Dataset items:
+---+
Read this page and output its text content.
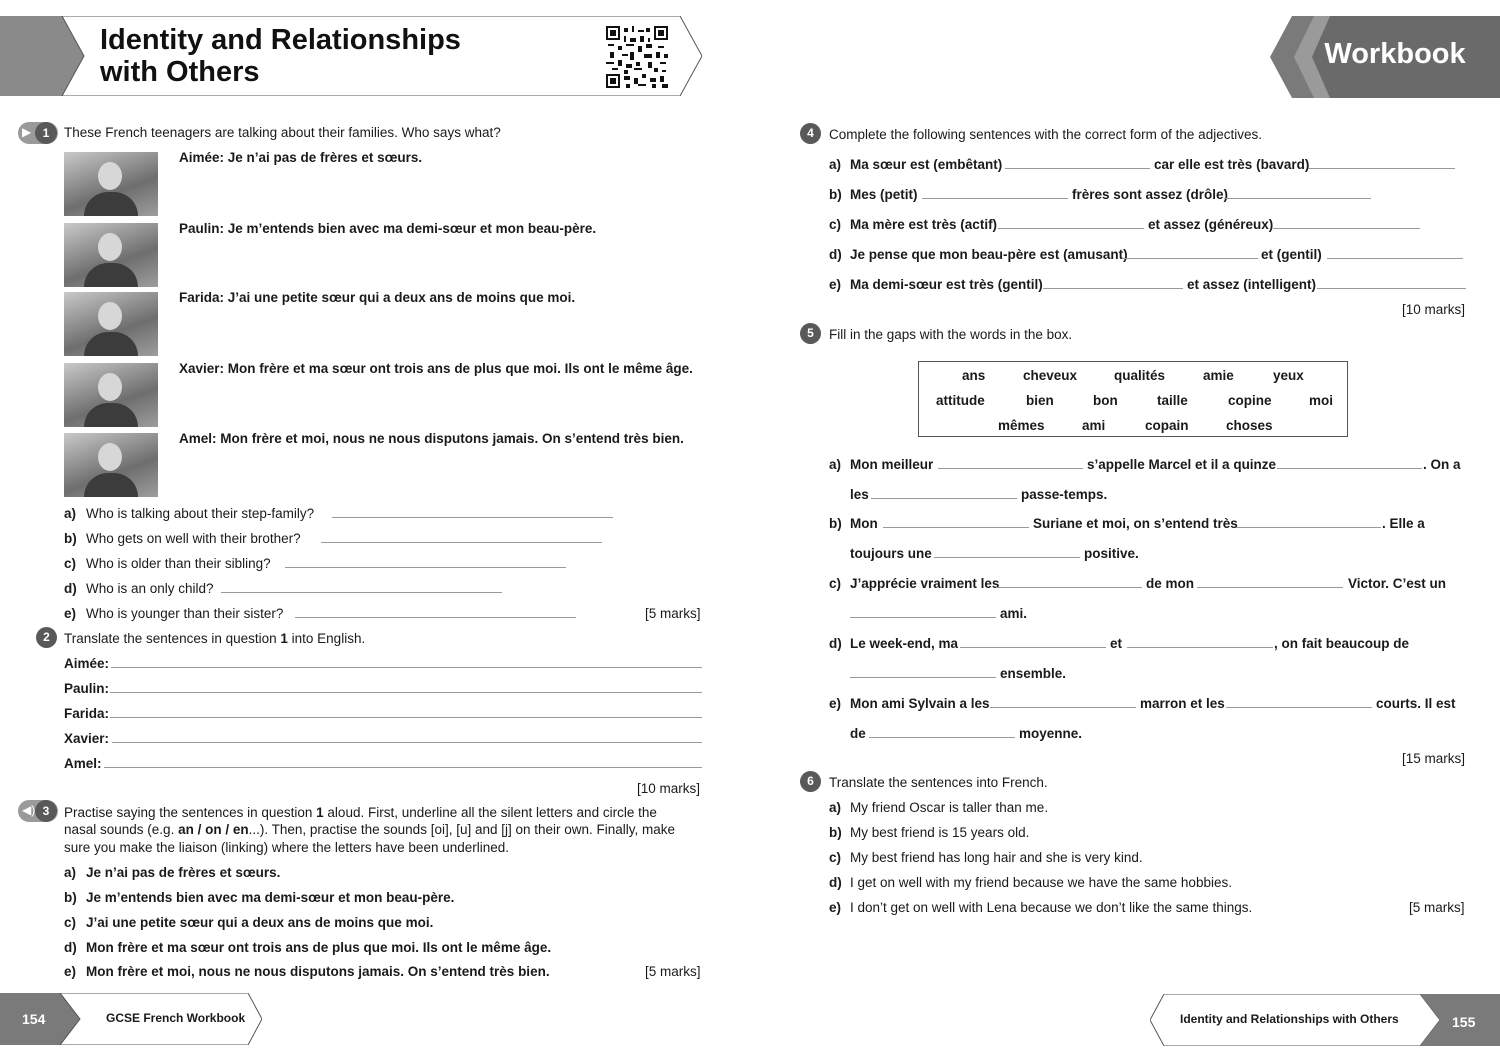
Identity and Relationships
with Others
Workbook
▶ 1	These French teenagers are talking about their families. Who says what?
Aimée: Je n’ai pas de frères et sœurs.
Paulin: Je m’entends bien avec ma demi-sœur et mon beau-père.
Farida: J’ai une petite sœur qui a deux ans de moins que moi.
Xavier: Mon frère et ma sœur ont trois ans de plus que moi. Ils ont le même âge.
Amel: Mon frère et moi, nous ne nous disputons jamais. On s’entend très bien.
a) Who is talking about their step-family?
b) Who gets on well with their brother?
c) Who is older than their sibling?
d) Who is an only child?
e) Who is younger than their sister?	[5 marks]
2	Translate the sentences in question 1 into English.
Aimée:
Paulin:
Farida:
Xavier:
Amel:
[10 marks]
◀) 3	Practise saying the sentences in question 1 aloud. First, underline all the silent letters and circle the
nasal sounds (e.g. an / on / en...). Then, practise the sounds [oi], [u] and [j] on their own. Finally, make
sure you make the liaison (linking) where the letters have been underlined.
a) Je n’ai pas de frères et sœurs.
b) Je m’entends bien avec ma demi-sœur et mon beau-père.
c) J’ai une petite sœur qui a deux ans de moins que moi.
d) Mon frère et ma sœur ont trois ans de plus que moi. Ils ont le même âge.
e) Mon frère et moi, nous ne nous disputons jamais. On s’entend très bien.	[5 marks]
4	Complete the following sentences with the correct form of the adjectives.
a) Ma sœur est (embêtant)	car elle est très (bavard)
b) Mes (petit)	frères sont assez (drôle)
c) Ma mère est très (actif)	et assez (généreux)
d) Je pense que mon beau-père est (amusant)	et (gentil)
e) Ma demi-sœur est très (gentil)	et assez (intelligent)
[10 marks]
5	Fill in the gaps with the words in the box.
ans	cheveux	qualités	amie	yeux
attitude	bien	bon	taille	copine	moi
mêmes	ami	copain	choses
a) Mon meilleur	s’appelle Marcel et il a quinze	. On a
les	passe-temps.
b) Mon	Suriane et moi, on s’entend très	. Elle a
toujours une	positive.
c) J’apprécie vraiment les	de mon	Victor. C’est un
ami.
d) Le week-end, ma	et	, on fait beaucoup de
ensemble.
e) Mon ami Sylvain a les	marron et les	courts. Il est
de	moyenne.
[15 marks]
6	Translate the sentences into French.
a) My friend Oscar is taller than me.
b) My best friend is 15 years old.
c) My best friend has long hair and she is very kind.
d) I get on well with my friend because we have the same hobbies.
e) I don’t get on well with Lena because we don’t like the same things.	[5 marks]
154	GCSE French Workbook	Identity and Relationships with Others	155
+---+
• **The exercise**
List all lines holding the string "Paulin".

• **Task answer**
Paulin: Je m’entends bien avec ma demi-sœur et mon beau-père.
Paulin:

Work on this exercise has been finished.